▼▼▼

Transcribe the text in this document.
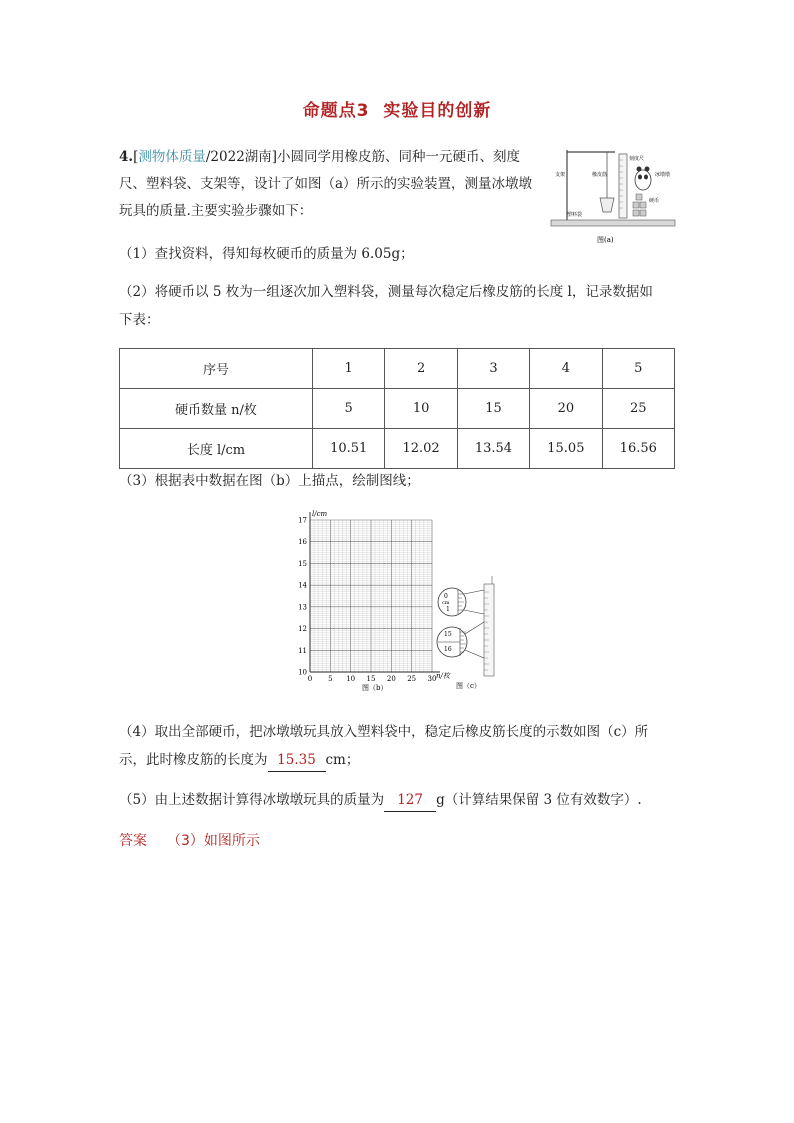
命题点3 实验目的创新
4.[测物体质量/2022湖南]小圆同学用橡皮筋、同种一元硬币、刻度尺、塑料袋、支架等，设计了如图（a）所示的实验装置，测量冰墩墩玩具的质量.主要实验步骤如下：
支架	橡皮筋
塑料袋
刻度尺
冰墩墩
硬币
图(a)
（1）查找资料，得知每枚硬币的质量为 6.05g；
（2）将硬币以 5 枚为一组逐次加入塑料袋，测量每次稳定后橡皮筋的长度 l，记录数据如
下表：
序号	1	2	3	4	5
硬币数量 n/枚	5	10	15	20	25
长度 l/cm	10.51	12.02	13.54	15.05	16.56
（3）根据表中数据在图（b）上描点，绘制图线；
10
11
12
13
14
15
16
17
0 5 10 15 20 25 30
l/cm
n/枚
图（b）
0
cm
1
15
16
图（c）
（4）取出全部硬币，把冰墩墩玩具放入塑料袋中，稳定后橡皮筋长度的示数如图（c）所
示，此时橡皮筋的长度为 15.35 cm；
（5）由上述数据计算得冰墩墩玩具的质量为 127 g（计算结果保留 3 位有效数字）.
答案 （3）如图所示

▲▲▲

Without the pictures, print the records in full, exactly as they appear.

**Full output:**
Transcribe the text in this document.
命题点3 实验目的创新
4.[测物体质量/2022湖南]小圆同学用橡皮筋、同种一元硬币、刻度尺、塑料袋、支架等，设计了如图（a）所示的实验装置，测量冰墩墩玩具的质量.主要实验步骤如下：
支架	橡皮筋
塑料袋
刻度尺
冰墩墩
硬币
图(a)
（1）查找资料，得知每枚硬币的质量为 6.05g；
（2）将硬币以 5 枚为一组逐次加入塑料袋，测量每次稳定后橡皮筋的长度 l，记录数据如
下表：
序号	1	2	3	4	5
硬币数量 n/枚	5	10	15	20	25
长度 l/cm	10.51	12.02	13.54	15.05	16.56
（3）根据表中数据在图（b）上描点，绘制图线；
10
11
12
13
14
15
16
17
0 5 10 15 20 25 30
l/cm
n/枚
图（b）
0
cm
1
15
16
图（c）
（4）取出全部硬币，把冰墩墩玩具放入塑料袋中，稳定后橡皮筋长度的示数如图（c）所
示，此时橡皮筋的长度为 15.35 cm；
（5）由上述数据计算得冰墩墩玩具的质量为 127 g（计算结果保留 3 位有效数字）.
答案 （3）如图所示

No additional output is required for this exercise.